### [WHAT IS NEEDED]
The entries below need to be written out exactly, with no pictures included.

### [EXTRACTED MATERIAL]
--- START ---
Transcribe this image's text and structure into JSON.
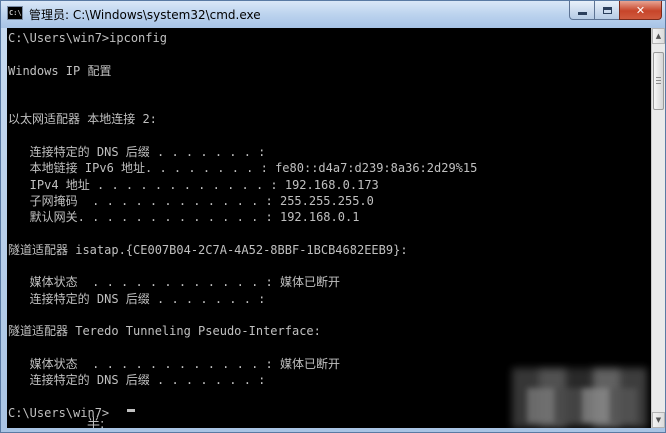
{
  "window": {
    "title": "管理员: C:\\Windows\\system32\\cmd.exe",
    "icon_text": "C:\\"
  },
  "console": {
    "lines": [
      "C:\\Users\\win7>ipconfig",
      "",
      "Windows IP 配置",
      "",
      "",
      "以太网适配器 本地连接 2:",
      "",
      "   连接特定的 DNS 后缀 . . . . . . . :",
      "   本地链接 IPv6 地址. . . . . . . . : fe80::d4a7:d239:8a36:2d29%15",
      "   IPv4 地址 . . . . . . . . . . . . : 192.168.0.173",
      "   子网掩码  . . . . . . . . . . . . : 255.255.255.0",
      "   默认网关. . . . . . . . . . . . . : 192.168.0.1",
      "",
      "隧道适配器 isatap.{CE007B04-2C7A-4A52-8BBF-1BCB4682EEB9}:",
      "",
      "   媒体状态  . . . . . . . . . . . . : 媒体已断开",
      "   连接特定的 DNS 后缀 . . . . . . . :",
      "",
      "隧道适配器 Teredo Tunneling Pseudo-Interface:",
      "",
      "   媒体状态  . . . . . . . . . . . . : 媒体已断开",
      "   连接特定的 DNS 后缀 . . . . . . . :",
      "",
      "C:\\Users\\win7>"
    ],
    "ime_indicator": "半:"
  },
  "icons": {
    "app": "cmd-icon",
    "minimize": "minimize-icon",
    "maximize": "maximize-icon",
    "close": "close-icon"
  },
  "colors": {
    "console_bg": "#000000",
    "console_text": "#c0c0c0",
    "close_button": "#c7452a"
  }
}
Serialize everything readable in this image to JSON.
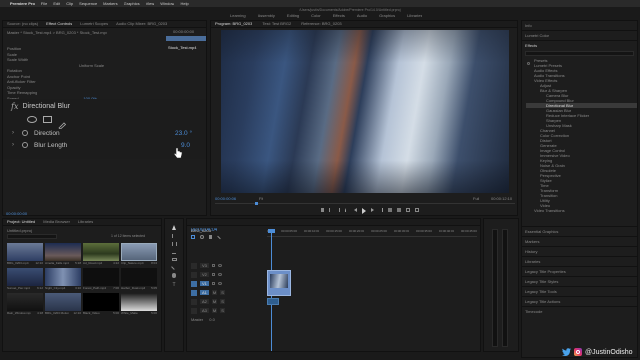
{
  "menubar": {
    "app_name": "Premiere Pro",
    "items": [
      "File",
      "Edit",
      "Clip",
      "Sequence",
      "Markers",
      "Graphics",
      "View",
      "Window",
      "Help"
    ],
    "path": "/Users/justin/Documents/Adobe/Premiere Pro/14.0/Untitled.prproj"
  },
  "workspaces": [
    "Learning",
    "Assembly",
    "Editing",
    "Color",
    "Effects",
    "Audio",
    "Graphics",
    "Libraries"
  ],
  "effect_controls": {
    "tabs": [
      "Source: (no clips)",
      "Effect Controls",
      "Lumetri Scopes",
      "Audio Clip Mixer: BRG_0203"
    ],
    "clip_label": "Master * Stock_Test.mp4 > BRG_0203 * Stock_Test.mp4",
    "clip_name": "Stock_Test.mp4",
    "rows": [
      {
        "label": "Position",
        "value": ""
      },
      {
        "label": "Scale",
        "value": ""
      },
      {
        "label": "Scale Width",
        "value": ""
      },
      {
        "label": "",
        "value": "Uniform Scale"
      },
      {
        "label": "Rotation",
        "value": ""
      },
      {
        "label": "Anchor Point",
        "value": ""
      },
      {
        "label": "Anti-flicker Filter",
        "value": ""
      },
      {
        "label": "Opacity",
        "value": ""
      },
      {
        "label": "Time Remapping",
        "value": ""
      },
      {
        "label": "Speed",
        "value": "100.0%"
      }
    ],
    "timecode": "00:00:00:00",
    "fx_name": "Directional Blur",
    "direction_label": "Direction",
    "direction_value": "23.0 °",
    "blur_length_label": "Blur Length",
    "blur_length_value": "9.0"
  },
  "program_monitor": {
    "tabs": [
      "Program: BRG_0203",
      "Test: Test BRG2",
      "Reference: BRG_0203"
    ],
    "timecode_left": "00:00:00:06",
    "fit": "Fit",
    "quality": "Full",
    "timecode_right": "00:00:12:10"
  },
  "effects_panel": {
    "top_items": [
      "Info",
      "Lumetri Color",
      "Effects"
    ],
    "search_placeholder": "",
    "tree": [
      "Presets",
      "Lumetri Presets",
      "Audio Effects",
      "Audio Transitions",
      "Video Effects",
      "Adjust",
      "Blur & Sharpen",
      "Camera Blur",
      "Compound Blur",
      "Directional Blur",
      "Gaussian Blur",
      "Reduce Interlace Flicker",
      "Sharpen",
      "Unsharp Mask",
      "Channel",
      "Color Correction",
      "Distort",
      "Generate",
      "Image Control",
      "Immersive Video",
      "Keying",
      "Noise & Grain",
      "Obsolete",
      "Perspective",
      "Stylize",
      "Time",
      "Transform",
      "Transition",
      "Utility",
      "Video",
      "Video Transitions"
    ],
    "bottom_items": [
      "Essential Graphics",
      "Markers",
      "History",
      "Libraries",
      "Legacy Title Properties",
      "Legacy Title Styles",
      "Legacy Title Tools",
      "Legacy Title Actions",
      "Timecode"
    ]
  },
  "project_panel": {
    "tabs": [
      "Project: Untitled",
      "Media Browser",
      "Libraries"
    ],
    "project_file": "Untitled.prproj",
    "item_count": "1 of 12 items selected",
    "thumbnails": [
      {
        "name": "BRG_0203.mp4",
        "dur": "12:10"
      },
      {
        "name": "Amelia_Falls.mp4",
        "dur": "5:18"
      },
      {
        "name": "Ad_Road.mp4",
        "dur": "4:22"
      },
      {
        "name": "Clip_Nature.mp4",
        "dur": "8:04"
      },
      {
        "name": "Sunset_Pier.mp4",
        "dur": "6:12"
      },
      {
        "name": "Night_City.mp4",
        "dur": "3:10"
      },
      {
        "name": "Forest_Path.mp4",
        "dur": "7:00"
      },
      {
        "name": "Harbor_Dusk.mp4",
        "dur": "5:05"
      },
      {
        "name": "Rain_Window.mp4",
        "dur": "4:18"
      },
      {
        "name": "BRG_0203 Motion.mp4",
        "dur": "12:10"
      },
      {
        "name": "Black_Video",
        "dur": "5:00"
      },
      {
        "name": "White_Matte",
        "dur": "5:00"
      }
    ]
  },
  "timeline": {
    "tab": "BRG_0203",
    "timecode": "00:00:04:04",
    "ruler": [
      "00:00",
      "00:00:05:00",
      "00:00:10:00",
      "00:00:15:00",
      "00:00:20:00",
      "00:00:25:00",
      "00:00:30:00",
      "00:00:35:00",
      "00:00:40:00",
      "00:00:45:00"
    ],
    "tracks": [
      "V3",
      "V2",
      "V1",
      "A1",
      "A2",
      "A3",
      "Master"
    ],
    "master_value": "0.0"
  },
  "watermark": {
    "handle": "@JustinOdisho"
  },
  "colors": {
    "accent": "#4c8cd6",
    "clip_video": "#6c8fc8",
    "clip_audio": "#2f5e8f"
  }
}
--- END ---
### [RESULT OF THE TASK]
Transcribe this image's text and structure into JSON.
{
  "window": {
    "title": "管理员: C:\\Windows\\system32\\cmd.exe",
    "icon_text": "C:\\"
  },
  "console": {
    "lines": [
      "C:\\Users\\win7>ipconfig",
      "",
      "Windows IP 配置",
      "",
      "",
      "以太网适配器 本地连接 2:",
      "",
      "   连接特定的 DNS 后缀 . . . . . . . :",
      "   本地链接 IPv6 地址. . . . . . . . : fe80::d4a7:d239:8a36:2d29%15",
      "   IPv4 地址 . . . . . . . . . . . . : 192.168.0.173",
      "   子网掩码  . . . . . . . . . . . . : 255.255.255.0",
      "   默认网关. . . . . . . . . . . . . : 192.168.0.1",
      "",
      "隧道适配器 isatap.{CE007B04-2C7A-4A52-8BBF-1BCB4682EEB9}:",
      "",
      "   媒体状态  . . . . . . . . . . . . : 媒体已断开",
      "   连接特定的 DNS 后缀 . . . . . . . :",
      "",
      "隧道适配器 Teredo Tunneling Pseudo-Interface:",
      "",
      "   媒体状态  . . . . . . . . . . . . : 媒体已断开",
      "   连接特定的 DNS 后缀 . . . . . . . :",
      "",
      "C:\\Users\\win7>"
    ],
    "ime_indicator": "半:"
  },
  "icons": {
    "app": "cmd-icon",
    "minimize": "minimize-icon",
    "maximize": "maximize-icon",
    "close": "close-icon"
  },
  "colors": {
    "console_bg": "#000000",
    "console_text": "#c0c0c0",
    "close_button": "#c7452a"
  }
}
Serialize everything readable in this image to JSON.
{
  "menubar": {
    "app_name": "Premiere Pro",
    "items": [
      "File",
      "Edit",
      "Clip",
      "Sequence",
      "Markers",
      "Graphics",
      "View",
      "Window",
      "Help"
    ],
    "path": "/Users/justin/Documents/Adobe/Premiere Pro/14.0/Untitled.prproj"
  },
  "workspaces": [
    "Learning",
    "Assembly",
    "Editing",
    "Color",
    "Effects",
    "Audio",
    "Graphics",
    "Libraries"
  ],
  "effect_controls": {
    "tabs": [
      "Source: (no clips)",
      "Effect Controls",
      "Lumetri Scopes",
      "Audio Clip Mixer: BRG_0203"
    ],
    "clip_label": "Master * Stock_Test.mp4 > BRG_0203 * Stock_Test.mp4",
    "clip_name": "Stock_Test.mp4",
    "rows": [
      {
        "label": "Position",
        "value": ""
      },
      {
        "label": "Scale",
        "value": ""
      },
      {
        "label": "Scale Width",
        "value": ""
      },
      {
        "label": "",
        "value": "Uniform Scale"
      },
      {
        "label": "Rotation",
        "value": ""
      },
      {
        "label": "Anchor Point",
        "value": ""
      },
      {
        "label": "Anti-flicker Filter",
        "value": ""
      },
      {
        "label": "Opacity",
        "value": ""
      },
      {
        "label": "Time Remapping",
        "value": ""
      },
      {
        "label": "Speed",
        "value": "100.0%"
      }
    ],
    "timecode": "00:00:00:00",
    "fx_name": "Directional Blur",
    "direction_label": "Direction",
    "direction_value": "23.0 °",
    "blur_length_label": "Blur Length",
    "blur_length_value": "9.0"
  },
  "program_monitor": {
    "tabs": [
      "Program: BRG_0203",
      "Test: Test BRG2",
      "Reference: BRG_0203"
    ],
    "timecode_left": "00:00:00:06",
    "fit": "Fit",
    "quality": "Full",
    "timecode_right": "00:00:12:10"
  },
  "effects_panel": {
    "top_items": [
      "Info",
      "Lumetri Color",
      "Effects"
    ],
    "search_placeholder": "",
    "tree": [
      "Presets",
      "Lumetri Presets",
      "Audio Effects",
      "Audio Transitions",
      "Video Effects",
      "Adjust",
      "Blur & Sharpen",
      "Camera Blur",
      "Compound Blur",
      "Directional Blur",
      "Gaussian Blur",
      "Reduce Interlace Flicker",
      "Sharpen",
      "Unsharp Mask",
      "Channel",
      "Color Correction",
      "Distort",
      "Generate",
      "Image Control",
      "Immersive Video",
      "Keying",
      "Noise & Grain",
      "Obsolete",
      "Perspective",
      "Stylize",
      "Time",
      "Transform",
      "Transition",
      "Utility",
      "Video",
      "Video Transitions"
    ],
    "bottom_items": [
      "Essential Graphics",
      "Markers",
      "History",
      "Libraries",
      "Legacy Title Properties",
      "Legacy Title Styles",
      "Legacy Title Tools",
      "Legacy Title Actions",
      "Timecode"
    ]
  },
  "project_panel": {
    "tabs": [
      "Project: Untitled",
      "Media Browser",
      "Libraries"
    ],
    "project_file": "Untitled.prproj",
    "item_count": "1 of 12 items selected",
    "thumbnails": [
      {
        "name": "BRG_0203.mp4",
        "dur": "12:10"
      },
      {
        "name": "Amelia_Falls.mp4",
        "dur": "5:18"
      },
      {
        "name": "Ad_Road.mp4",
        "dur": "4:22"
      },
      {
        "name": "Clip_Nature.mp4",
        "dur": "8:04"
      },
      {
        "name": "Sunset_Pier.mp4",
        "dur": "6:12"
      },
      {
        "name": "Night_City.mp4",
        "dur": "3:10"
      },
      {
        "name": "Forest_Path.mp4",
        "dur": "7:00"
      },
      {
        "name": "Harbor_Dusk.mp4",
        "dur": "5:05"
      },
      {
        "name": "Rain_Window.mp4",
        "dur": "4:18"
      },
      {
        "name": "BRG_0203 Motion.mp4",
        "dur": "12:10"
      },
      {
        "name": "Black_Video",
        "dur": "5:00"
      },
      {
        "name": "White_Matte",
        "dur": "5:00"
      }
    ]
  },
  "timeline": {
    "tab": "BRG_0203",
    "timecode": "00:00:04:04",
    "ruler": [
      "00:00",
      "00:00:05:00",
      "00:00:10:00",
      "00:00:15:00",
      "00:00:20:00",
      "00:00:25:00",
      "00:00:30:00",
      "00:00:35:00",
      "00:00:40:00",
      "00:00:45:00"
    ],
    "tracks": [
      "V3",
      "V2",
      "V1",
      "A1",
      "A2",
      "A3",
      "Master"
    ],
    "master_value": "0.0"
  },
  "watermark": {
    "handle": "@JustinOdisho"
  },
  "colors": {
    "accent": "#4c8cd6",
    "clip_video": "#6c8fc8",
    "clip_audio": "#2f5e8f"
  }
}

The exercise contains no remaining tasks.